Write out the data below in full, unchanged, minus the images.

_Data excerpts_.
☆ ☆ ☆ ☆ ☆
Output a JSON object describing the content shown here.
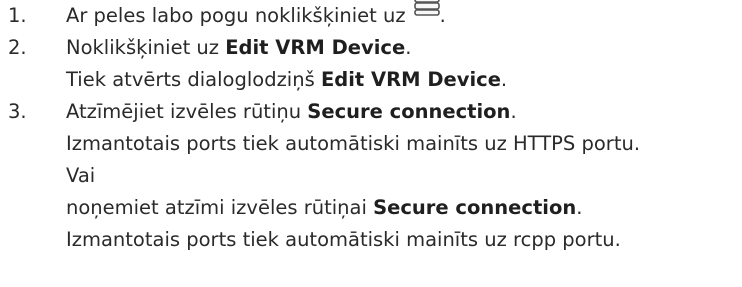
{
  "steps": [
    {
      "number": "1.",
      "text": "Ar peles labo pogu noklikšķiniet uz",
      "icon": "database-icon",
      "suffix": "."
    },
    {
      "number": "2.",
      "prefix": "Noklikšķiniet uz ",
      "bold": "Edit VRM Device",
      "suffix": ".",
      "result_prefix": "Tiek atvērts dialoglodziņš ",
      "result_bold": "Edit VRM Device",
      "result_suffix": "."
    },
    {
      "number": "3.",
      "prefix": "Atzīmējiet izvēles rūtiņu ",
      "bold": "Secure connection",
      "suffix": ".",
      "result1": "Izmantotais ports tiek automātiski mainīts uz HTTPS portu.",
      "or": "Vai",
      "alt_prefix": "noņemiet atzīmi izvēles rūtiņai ",
      "alt_bold": "Secure connection",
      "alt_suffix": ".",
      "result2": "Izmantotais ports tiek automātiski mainīts uz rcpp portu."
    }
  ]
}
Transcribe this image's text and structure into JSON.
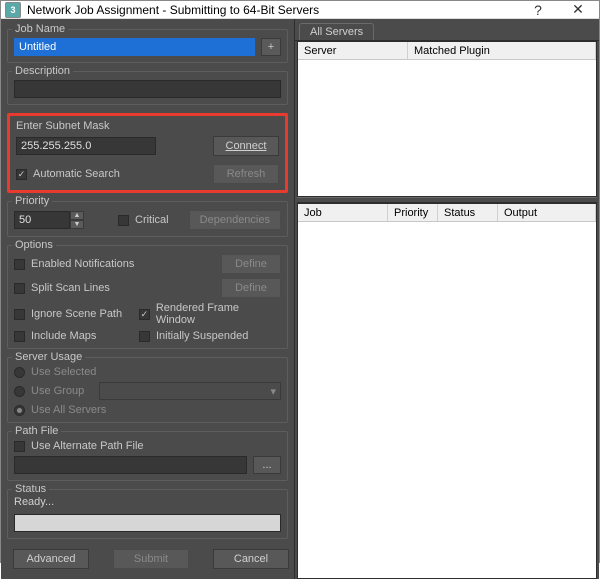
{
  "titlebar": {
    "title": "Network Job Assignment - Submitting to 64-Bit Servers",
    "help": "?",
    "close": "✕"
  },
  "jobname": {
    "label": "Job Name",
    "value": "Untitled",
    "plus": "+"
  },
  "description": {
    "label": "Description",
    "value": ""
  },
  "subnet": {
    "label": "Enter Subnet Mask",
    "value": "255.255.255.0",
    "connect": "Connect",
    "refresh": "Refresh",
    "auto_label": "Automatic Search",
    "auto_check": "✓"
  },
  "priority": {
    "label": "Priority",
    "value": "50",
    "critical": "Critical",
    "dependencies": "Dependencies"
  },
  "options": {
    "label": "Options",
    "enabled_notifications": "Enabled Notifications",
    "define1": "Define",
    "split_scan": "Split Scan Lines",
    "define2": "Define",
    "ignore_scene": "Ignore Scene Path",
    "rendered_frame": "Rendered Frame Window",
    "rendered_check": "✓",
    "include_maps": "Include Maps",
    "initially_susp": "Initially Suspended"
  },
  "server_usage": {
    "label": "Server Usage",
    "use_selected": "Use Selected",
    "use_group": "Use Group",
    "use_all": "Use All Servers"
  },
  "path_file": {
    "label": "Path File",
    "use_alt": "Use Alternate Path File",
    "value": "",
    "browse": "..."
  },
  "status": {
    "label": "Status",
    "text": "Ready..."
  },
  "footer": {
    "advanced": "Advanced",
    "submit": "Submit",
    "cancel": "Cancel"
  },
  "right": {
    "tab_all": "All Servers",
    "top_cols": {
      "server": "Server",
      "plugin": "Matched Plugin"
    },
    "bottom_cols": {
      "job": "Job",
      "priority": "Priority",
      "status": "Status",
      "output": "Output"
    }
  }
}
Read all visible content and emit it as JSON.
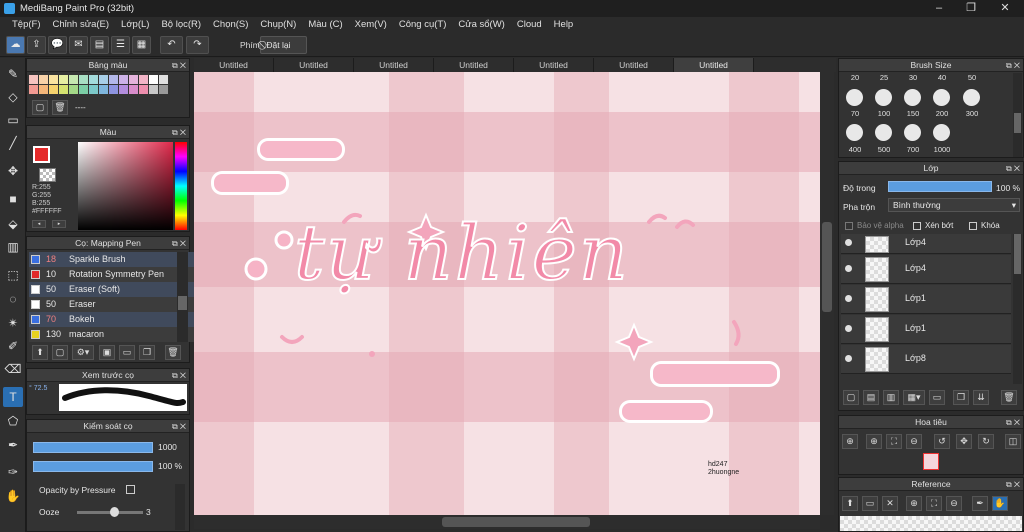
☆ ☆ ☆ ☆ ☆
_Task result_.
Output a JSON object describing the content shown here.
{
  "steps": [
    {
      "number": "1.",
      "text": "Ar peles labo pogu noklikšķiniet uz",
      "icon": "database-icon",
      "suffix": "."
    },
    {
      "number": "2.",
      "prefix": "Noklikšķiniet uz ",
      "bold": "Edit VRM Device",
      "suffix": ".",
      "result_prefix": "Tiek atvērts dialoglodziņš ",
      "result_bold": "Edit VRM Device",
      "result_suffix": "."
    },
    {
      "number": "3.",
      "prefix": "Atzīmējiet izvēles rūtiņu ",
      "bold": "Secure connection",
      "suffix": ".",
      "result1": "Izmantotais ports tiek automātiski mainīts uz HTTPS portu.",
      "or": "Vai",
      "alt_prefix": "noņemiet atzīmi izvēles rūtiņai ",
      "alt_bold": "Secure connection",
      "alt_suffix": ".",
      "result2": "Izmantotais ports tiek automātiski mainīts uz rcpp portu."
    }
  ]
}
Transcribe this image's text and structure into JSON.
{
  "titlebar": {
    "title": "Network Job Assignment - Submitting to 64-Bit Servers",
    "help": "?",
    "close": "✕"
  },
  "jobname": {
    "label": "Job Name",
    "value": "Untitled",
    "plus": "+"
  },
  "description": {
    "label": "Description",
    "value": ""
  },
  "subnet": {
    "label": "Enter Subnet Mask",
    "value": "255.255.255.0",
    "connect": "Connect",
    "refresh": "Refresh",
    "auto_label": "Automatic Search",
    "auto_check": "✓"
  },
  "priority": {
    "label": "Priority",
    "value": "50",
    "critical": "Critical",
    "dependencies": "Dependencies"
  },
  "options": {
    "label": "Options",
    "enabled_notifications": "Enabled Notifications",
    "define1": "Define",
    "split_scan": "Split Scan Lines",
    "define2": "Define",
    "ignore_scene": "Ignore Scene Path",
    "rendered_frame": "Rendered Frame Window",
    "rendered_check": "✓",
    "include_maps": "Include Maps",
    "initially_susp": "Initially Suspended"
  },
  "server_usage": {
    "label": "Server Usage",
    "use_selected": "Use Selected",
    "use_group": "Use Group",
    "use_all": "Use All Servers"
  },
  "path_file": {
    "label": "Path File",
    "use_alt": "Use Alternate Path File",
    "value": "",
    "browse": "..."
  },
  "status": {
    "label": "Status",
    "text": "Ready..."
  },
  "footer": {
    "advanced": "Advanced",
    "submit": "Submit",
    "cancel": "Cancel"
  },
  "right": {
    "tab_all": "All Servers",
    "top_cols": {
      "server": "Server",
      "plugin": "Matched Plugin"
    },
    "bottom_cols": {
      "job": "Job",
      "priority": "Priority",
      "status": "Status",
      "output": "Output"
    }
  }
}
Read all visible content and emit it as JSON.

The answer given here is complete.